◆ **Set task**:
Where does the string "schools" appear in the records? Copy every line that contains it.

◆ **Listing**:
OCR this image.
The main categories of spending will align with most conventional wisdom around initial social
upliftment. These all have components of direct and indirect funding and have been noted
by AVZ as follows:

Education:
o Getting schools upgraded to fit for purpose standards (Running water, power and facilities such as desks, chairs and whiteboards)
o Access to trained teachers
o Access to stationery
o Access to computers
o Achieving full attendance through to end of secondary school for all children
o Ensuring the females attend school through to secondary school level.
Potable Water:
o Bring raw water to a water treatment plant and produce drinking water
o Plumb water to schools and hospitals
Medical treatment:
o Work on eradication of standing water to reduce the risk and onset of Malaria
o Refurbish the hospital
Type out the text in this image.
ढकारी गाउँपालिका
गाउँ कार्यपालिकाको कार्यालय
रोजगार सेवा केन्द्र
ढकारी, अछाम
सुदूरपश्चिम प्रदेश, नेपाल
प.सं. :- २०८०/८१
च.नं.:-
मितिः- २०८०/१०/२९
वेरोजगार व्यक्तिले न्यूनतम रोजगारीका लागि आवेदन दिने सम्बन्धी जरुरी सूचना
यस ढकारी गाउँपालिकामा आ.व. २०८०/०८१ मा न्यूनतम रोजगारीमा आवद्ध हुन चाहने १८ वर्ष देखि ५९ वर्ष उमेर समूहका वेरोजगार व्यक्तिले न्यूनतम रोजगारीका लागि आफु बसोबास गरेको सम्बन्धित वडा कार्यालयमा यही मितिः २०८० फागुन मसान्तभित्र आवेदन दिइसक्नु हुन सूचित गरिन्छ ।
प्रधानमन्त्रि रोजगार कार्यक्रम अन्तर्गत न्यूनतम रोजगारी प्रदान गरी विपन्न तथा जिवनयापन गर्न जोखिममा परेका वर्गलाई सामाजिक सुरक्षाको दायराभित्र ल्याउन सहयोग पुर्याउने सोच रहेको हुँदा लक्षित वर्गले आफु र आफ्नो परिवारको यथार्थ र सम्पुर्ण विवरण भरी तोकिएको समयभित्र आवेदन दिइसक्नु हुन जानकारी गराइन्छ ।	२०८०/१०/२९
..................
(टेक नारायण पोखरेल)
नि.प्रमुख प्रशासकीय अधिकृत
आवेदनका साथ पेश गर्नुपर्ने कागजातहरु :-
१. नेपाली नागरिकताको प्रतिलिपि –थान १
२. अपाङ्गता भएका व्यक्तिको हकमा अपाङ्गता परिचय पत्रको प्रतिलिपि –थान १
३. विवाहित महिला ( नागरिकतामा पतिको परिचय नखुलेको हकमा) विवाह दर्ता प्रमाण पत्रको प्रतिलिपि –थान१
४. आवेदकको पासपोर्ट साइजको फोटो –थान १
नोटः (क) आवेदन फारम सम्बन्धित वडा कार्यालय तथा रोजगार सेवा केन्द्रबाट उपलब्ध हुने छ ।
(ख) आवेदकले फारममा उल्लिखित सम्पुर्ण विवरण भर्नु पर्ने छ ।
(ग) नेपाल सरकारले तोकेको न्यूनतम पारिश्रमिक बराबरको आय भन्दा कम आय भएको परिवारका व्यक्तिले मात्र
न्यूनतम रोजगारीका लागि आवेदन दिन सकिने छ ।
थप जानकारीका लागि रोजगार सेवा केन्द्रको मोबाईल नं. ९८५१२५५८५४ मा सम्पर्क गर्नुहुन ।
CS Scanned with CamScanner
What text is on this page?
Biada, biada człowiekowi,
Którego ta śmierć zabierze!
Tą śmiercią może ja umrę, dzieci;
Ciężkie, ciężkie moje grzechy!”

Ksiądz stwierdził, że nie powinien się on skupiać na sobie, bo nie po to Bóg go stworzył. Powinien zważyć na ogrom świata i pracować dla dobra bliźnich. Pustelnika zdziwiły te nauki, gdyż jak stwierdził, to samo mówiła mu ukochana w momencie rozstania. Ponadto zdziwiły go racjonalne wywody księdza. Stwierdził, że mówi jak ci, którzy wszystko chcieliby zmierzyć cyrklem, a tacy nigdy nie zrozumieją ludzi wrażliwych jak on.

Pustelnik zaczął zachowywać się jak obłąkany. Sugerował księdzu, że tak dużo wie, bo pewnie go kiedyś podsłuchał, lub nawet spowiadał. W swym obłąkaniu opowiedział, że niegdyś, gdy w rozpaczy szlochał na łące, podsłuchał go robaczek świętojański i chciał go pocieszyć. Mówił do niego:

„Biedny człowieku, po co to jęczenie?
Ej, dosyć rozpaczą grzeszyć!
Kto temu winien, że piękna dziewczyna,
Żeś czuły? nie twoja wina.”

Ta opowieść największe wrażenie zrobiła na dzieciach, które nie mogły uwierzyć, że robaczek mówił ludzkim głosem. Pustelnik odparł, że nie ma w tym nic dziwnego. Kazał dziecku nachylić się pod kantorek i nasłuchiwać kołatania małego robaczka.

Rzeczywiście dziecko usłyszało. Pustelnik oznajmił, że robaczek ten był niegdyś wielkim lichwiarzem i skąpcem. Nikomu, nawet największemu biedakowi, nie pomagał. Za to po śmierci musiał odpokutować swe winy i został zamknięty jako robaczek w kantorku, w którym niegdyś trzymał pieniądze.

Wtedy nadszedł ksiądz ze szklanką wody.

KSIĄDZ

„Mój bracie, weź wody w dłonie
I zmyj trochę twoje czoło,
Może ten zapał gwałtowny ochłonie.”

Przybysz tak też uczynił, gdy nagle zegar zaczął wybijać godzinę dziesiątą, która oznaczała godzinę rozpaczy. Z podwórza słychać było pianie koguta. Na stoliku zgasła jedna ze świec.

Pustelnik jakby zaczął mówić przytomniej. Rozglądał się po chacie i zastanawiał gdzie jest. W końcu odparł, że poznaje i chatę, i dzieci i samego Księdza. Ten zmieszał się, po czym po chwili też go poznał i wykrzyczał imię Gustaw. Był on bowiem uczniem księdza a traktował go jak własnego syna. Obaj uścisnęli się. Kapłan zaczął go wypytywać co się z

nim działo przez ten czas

◆ **Completed exercise**:
o Getting schools upgraded to fit for purpose standards (Running water, power and facilities such as desks, chairs and whiteboards)
o Plumb water to schools and hospitals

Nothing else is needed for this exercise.